What is required. Repeat the lines below exactly as they appear, but leave out the images.

Data provided.
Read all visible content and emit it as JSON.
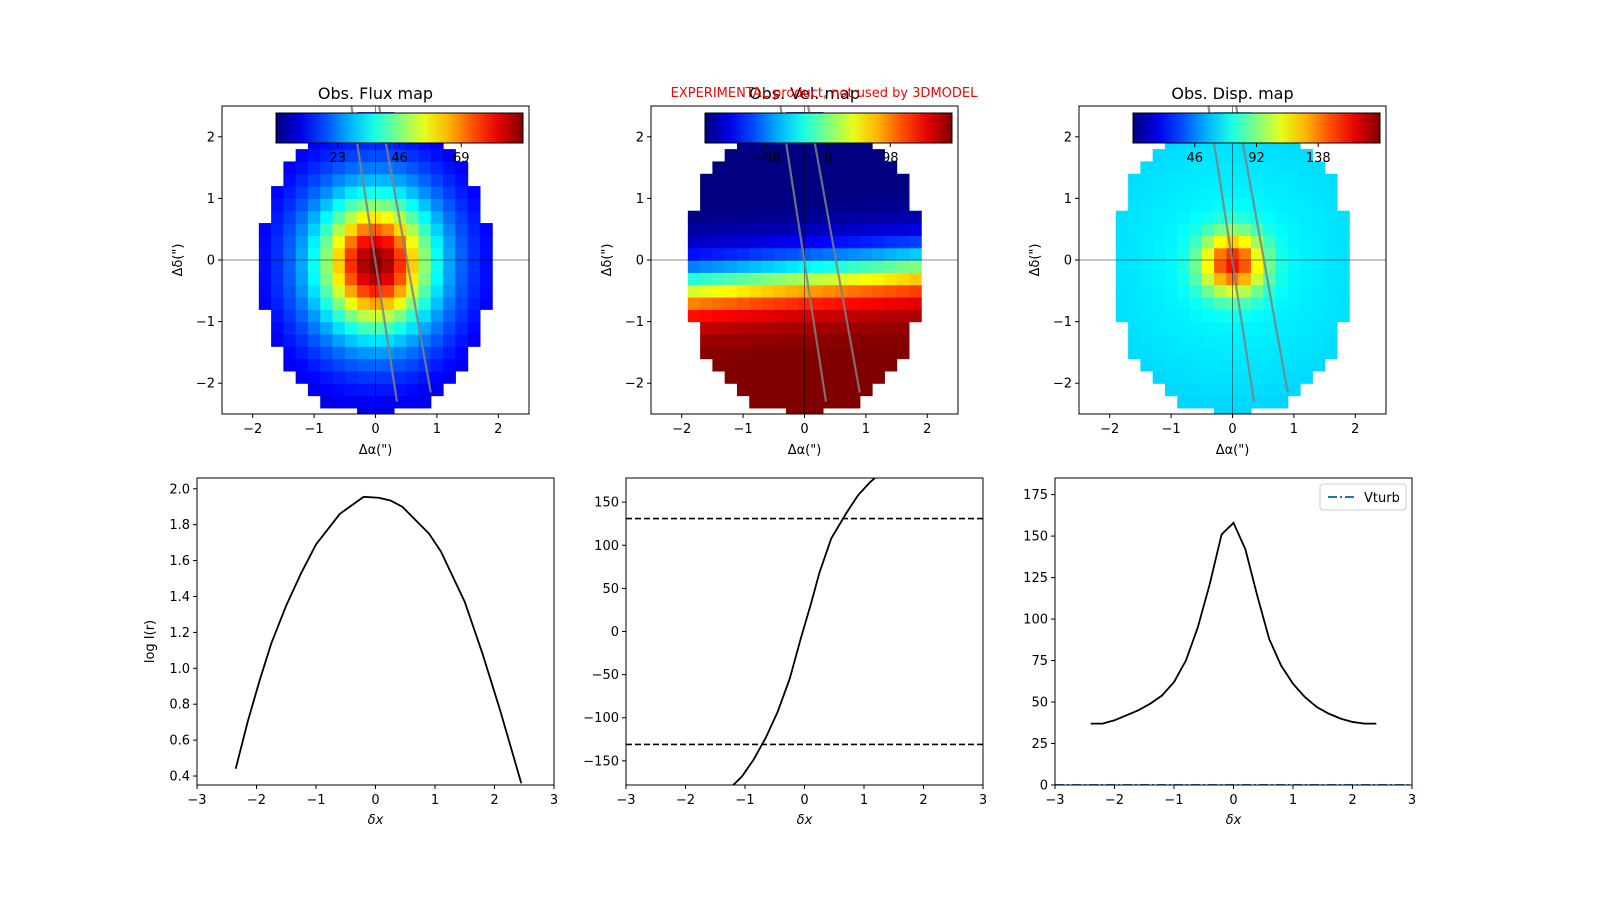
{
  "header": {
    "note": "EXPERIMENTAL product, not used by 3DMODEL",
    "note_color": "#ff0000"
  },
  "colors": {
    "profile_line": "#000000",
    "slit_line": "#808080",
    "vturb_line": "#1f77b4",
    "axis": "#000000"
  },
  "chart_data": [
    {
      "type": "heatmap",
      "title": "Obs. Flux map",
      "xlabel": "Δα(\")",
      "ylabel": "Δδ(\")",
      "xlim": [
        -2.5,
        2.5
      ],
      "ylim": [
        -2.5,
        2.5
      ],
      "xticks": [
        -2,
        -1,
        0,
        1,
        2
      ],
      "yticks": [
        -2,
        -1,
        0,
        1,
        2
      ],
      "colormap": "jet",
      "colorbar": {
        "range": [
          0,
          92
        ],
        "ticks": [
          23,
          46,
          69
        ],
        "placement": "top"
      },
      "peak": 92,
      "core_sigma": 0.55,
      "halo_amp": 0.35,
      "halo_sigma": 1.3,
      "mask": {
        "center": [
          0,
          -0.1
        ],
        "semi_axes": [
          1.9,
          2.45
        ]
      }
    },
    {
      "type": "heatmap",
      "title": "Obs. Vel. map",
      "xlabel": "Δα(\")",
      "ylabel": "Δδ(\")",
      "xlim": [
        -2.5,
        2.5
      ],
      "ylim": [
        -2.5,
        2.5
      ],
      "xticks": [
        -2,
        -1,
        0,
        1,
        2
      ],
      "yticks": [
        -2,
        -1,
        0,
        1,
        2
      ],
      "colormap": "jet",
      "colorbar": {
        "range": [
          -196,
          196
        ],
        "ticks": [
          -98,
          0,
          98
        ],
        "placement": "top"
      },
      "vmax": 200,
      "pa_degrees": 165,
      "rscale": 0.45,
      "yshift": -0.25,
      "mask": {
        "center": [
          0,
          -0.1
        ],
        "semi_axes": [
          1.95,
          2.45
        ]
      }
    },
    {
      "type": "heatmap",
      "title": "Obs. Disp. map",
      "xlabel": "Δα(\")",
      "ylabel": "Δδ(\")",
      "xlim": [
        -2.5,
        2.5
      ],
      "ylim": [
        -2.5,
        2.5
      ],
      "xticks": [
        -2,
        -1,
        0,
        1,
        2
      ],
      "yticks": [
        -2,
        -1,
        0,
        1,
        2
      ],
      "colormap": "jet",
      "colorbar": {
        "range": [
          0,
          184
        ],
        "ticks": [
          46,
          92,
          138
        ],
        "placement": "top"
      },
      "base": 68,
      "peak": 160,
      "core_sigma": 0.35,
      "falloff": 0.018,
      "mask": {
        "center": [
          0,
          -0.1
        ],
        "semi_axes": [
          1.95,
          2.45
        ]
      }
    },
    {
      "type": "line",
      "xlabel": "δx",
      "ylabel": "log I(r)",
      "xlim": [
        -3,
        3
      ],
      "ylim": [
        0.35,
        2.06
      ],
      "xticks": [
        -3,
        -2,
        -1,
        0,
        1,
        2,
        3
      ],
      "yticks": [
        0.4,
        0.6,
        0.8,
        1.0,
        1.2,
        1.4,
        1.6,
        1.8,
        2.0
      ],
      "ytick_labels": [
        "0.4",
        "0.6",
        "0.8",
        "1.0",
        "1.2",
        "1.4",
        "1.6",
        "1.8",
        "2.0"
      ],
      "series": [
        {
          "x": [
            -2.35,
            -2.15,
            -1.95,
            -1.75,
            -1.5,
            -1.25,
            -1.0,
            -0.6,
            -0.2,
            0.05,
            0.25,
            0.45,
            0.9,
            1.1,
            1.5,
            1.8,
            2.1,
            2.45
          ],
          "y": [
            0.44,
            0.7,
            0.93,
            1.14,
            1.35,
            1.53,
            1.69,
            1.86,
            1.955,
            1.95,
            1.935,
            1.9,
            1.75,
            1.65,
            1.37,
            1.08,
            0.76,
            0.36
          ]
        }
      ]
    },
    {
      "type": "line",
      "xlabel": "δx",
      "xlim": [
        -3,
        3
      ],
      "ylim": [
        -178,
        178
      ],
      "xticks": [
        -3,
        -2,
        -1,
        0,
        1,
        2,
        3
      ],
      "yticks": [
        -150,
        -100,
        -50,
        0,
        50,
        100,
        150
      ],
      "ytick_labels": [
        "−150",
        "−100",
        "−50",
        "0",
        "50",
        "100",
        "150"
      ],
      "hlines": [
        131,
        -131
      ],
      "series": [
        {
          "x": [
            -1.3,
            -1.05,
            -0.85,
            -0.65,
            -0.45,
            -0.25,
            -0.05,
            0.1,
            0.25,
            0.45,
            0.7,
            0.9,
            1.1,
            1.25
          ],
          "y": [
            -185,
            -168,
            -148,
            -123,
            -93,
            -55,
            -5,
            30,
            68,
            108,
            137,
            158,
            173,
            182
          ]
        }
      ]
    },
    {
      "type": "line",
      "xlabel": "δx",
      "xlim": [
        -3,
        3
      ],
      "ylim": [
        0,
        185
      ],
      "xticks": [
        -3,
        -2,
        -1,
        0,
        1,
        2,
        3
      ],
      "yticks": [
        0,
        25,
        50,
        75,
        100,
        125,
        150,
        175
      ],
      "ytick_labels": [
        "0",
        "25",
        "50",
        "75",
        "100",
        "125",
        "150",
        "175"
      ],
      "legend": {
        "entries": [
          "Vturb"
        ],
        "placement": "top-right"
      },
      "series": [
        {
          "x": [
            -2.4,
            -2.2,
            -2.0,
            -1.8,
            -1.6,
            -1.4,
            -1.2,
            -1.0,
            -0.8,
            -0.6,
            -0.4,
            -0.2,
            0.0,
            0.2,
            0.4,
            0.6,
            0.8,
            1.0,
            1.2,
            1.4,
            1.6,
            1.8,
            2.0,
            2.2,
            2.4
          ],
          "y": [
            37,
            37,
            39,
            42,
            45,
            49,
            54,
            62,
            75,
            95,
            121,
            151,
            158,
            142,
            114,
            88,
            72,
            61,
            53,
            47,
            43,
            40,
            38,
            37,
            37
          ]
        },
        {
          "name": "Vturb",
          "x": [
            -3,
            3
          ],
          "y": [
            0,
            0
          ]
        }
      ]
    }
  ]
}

Correct response.
Read all visible content and emit it as JSON.
{
  "header": {
    "note": "EXPERIMENTAL product, not used by 3DMODEL",
    "note_color": "#ff0000"
  },
  "colors": {
    "profile_line": "#000000",
    "slit_line": "#808080",
    "vturb_line": "#1f77b4",
    "axis": "#000000"
  },
  "chart_data": [
    {
      "type": "heatmap",
      "title": "Obs. Flux map",
      "xlabel": "Δα(\")",
      "ylabel": "Δδ(\")",
      "xlim": [
        -2.5,
        2.5
      ],
      "ylim": [
        -2.5,
        2.5
      ],
      "xticks": [
        -2,
        -1,
        0,
        1,
        2
      ],
      "yticks": [
        -2,
        -1,
        0,
        1,
        2
      ],
      "colormap": "jet",
      "colorbar": {
        "range": [
          0,
          92
        ],
        "ticks": [
          23,
          46,
          69
        ],
        "placement": "top"
      },
      "peak": 92,
      "core_sigma": 0.55,
      "halo_amp": 0.35,
      "halo_sigma": 1.3,
      "mask": {
        "center": [
          0,
          -0.1
        ],
        "semi_axes": [
          1.9,
          2.45
        ]
      }
    },
    {
      "type": "heatmap",
      "title": "Obs. Vel. map",
      "xlabel": "Δα(\")",
      "ylabel": "Δδ(\")",
      "xlim": [
        -2.5,
        2.5
      ],
      "ylim": [
        -2.5,
        2.5
      ],
      "xticks": [
        -2,
        -1,
        0,
        1,
        2
      ],
      "yticks": [
        -2,
        -1,
        0,
        1,
        2
      ],
      "colormap": "jet",
      "colorbar": {
        "range": [
          -196,
          196
        ],
        "ticks": [
          -98,
          0,
          98
        ],
        "placement": "top"
      },
      "vmax": 200,
      "pa_degrees": 165,
      "rscale": 0.45,
      "yshift": -0.25,
      "mask": {
        "center": [
          0,
          -0.1
        ],
        "semi_axes": [
          1.95,
          2.45
        ]
      }
    },
    {
      "type": "heatmap",
      "title": "Obs. Disp. map",
      "xlabel": "Δα(\")",
      "ylabel": "Δδ(\")",
      "xlim": [
        -2.5,
        2.5
      ],
      "ylim": [
        -2.5,
        2.5
      ],
      "xticks": [
        -2,
        -1,
        0,
        1,
        2
      ],
      "yticks": [
        -2,
        -1,
        0,
        1,
        2
      ],
      "colormap": "jet",
      "colorbar": {
        "range": [
          0,
          184
        ],
        "ticks": [
          46,
          92,
          138
        ],
        "placement": "top"
      },
      "base": 68,
      "peak": 160,
      "core_sigma": 0.35,
      "falloff": 0.018,
      "mask": {
        "center": [
          0,
          -0.1
        ],
        "semi_axes": [
          1.95,
          2.45
        ]
      }
    },
    {
      "type": "line",
      "xlabel": "δx",
      "ylabel": "log I(r)",
      "xlim": [
        -3,
        3
      ],
      "ylim": [
        0.35,
        2.06
      ],
      "xticks": [
        -3,
        -2,
        -1,
        0,
        1,
        2,
        3
      ],
      "yticks": [
        0.4,
        0.6,
        0.8,
        1.0,
        1.2,
        1.4,
        1.6,
        1.8,
        2.0
      ],
      "ytick_labels": [
        "0.4",
        "0.6",
        "0.8",
        "1.0",
        "1.2",
        "1.4",
        "1.6",
        "1.8",
        "2.0"
      ],
      "series": [
        {
          "x": [
            -2.35,
            -2.15,
            -1.95,
            -1.75,
            -1.5,
            -1.25,
            -1.0,
            -0.6,
            -0.2,
            0.05,
            0.25,
            0.45,
            0.9,
            1.1,
            1.5,
            1.8,
            2.1,
            2.45
          ],
          "y": [
            0.44,
            0.7,
            0.93,
            1.14,
            1.35,
            1.53,
            1.69,
            1.86,
            1.955,
            1.95,
            1.935,
            1.9,
            1.75,
            1.65,
            1.37,
            1.08,
            0.76,
            0.36
          ]
        }
      ]
    },
    {
      "type": "line",
      "xlabel": "δx",
      "xlim": [
        -3,
        3
      ],
      "ylim": [
        -178,
        178
      ],
      "xticks": [
        -3,
        -2,
        -1,
        0,
        1,
        2,
        3
      ],
      "yticks": [
        -150,
        -100,
        -50,
        0,
        50,
        100,
        150
      ],
      "ytick_labels": [
        "−150",
        "−100",
        "−50",
        "0",
        "50",
        "100",
        "150"
      ],
      "hlines": [
        131,
        -131
      ],
      "series": [
        {
          "x": [
            -1.3,
            -1.05,
            -0.85,
            -0.65,
            -0.45,
            -0.25,
            -0.05,
            0.1,
            0.25,
            0.45,
            0.7,
            0.9,
            1.1,
            1.25
          ],
          "y": [
            -185,
            -168,
            -148,
            -123,
            -93,
            -55,
            -5,
            30,
            68,
            108,
            137,
            158,
            173,
            182
          ]
        }
      ]
    },
    {
      "type": "line",
      "xlabel": "δx",
      "xlim": [
        -3,
        3
      ],
      "ylim": [
        0,
        185
      ],
      "xticks": [
        -3,
        -2,
        -1,
        0,
        1,
        2,
        3
      ],
      "yticks": [
        0,
        25,
        50,
        75,
        100,
        125,
        150,
        175
      ],
      "ytick_labels": [
        "0",
        "25",
        "50",
        "75",
        "100",
        "125",
        "150",
        "175"
      ],
      "legend": {
        "entries": [
          "Vturb"
        ],
        "placement": "top-right"
      },
      "series": [
        {
          "x": [
            -2.4,
            -2.2,
            -2.0,
            -1.8,
            -1.6,
            -1.4,
            -1.2,
            -1.0,
            -0.8,
            -0.6,
            -0.4,
            -0.2,
            0.0,
            0.2,
            0.4,
            0.6,
            0.8,
            1.0,
            1.2,
            1.4,
            1.6,
            1.8,
            2.0,
            2.2,
            2.4
          ],
          "y": [
            37,
            37,
            39,
            42,
            45,
            49,
            54,
            62,
            75,
            95,
            121,
            151,
            158,
            142,
            114,
            88,
            72,
            61,
            53,
            47,
            43,
            40,
            38,
            37,
            37
          ]
        },
        {
          "name": "Vturb",
          "x": [
            -3,
            3
          ],
          "y": [
            0,
            0
          ]
        }
      ]
    }
  ]
}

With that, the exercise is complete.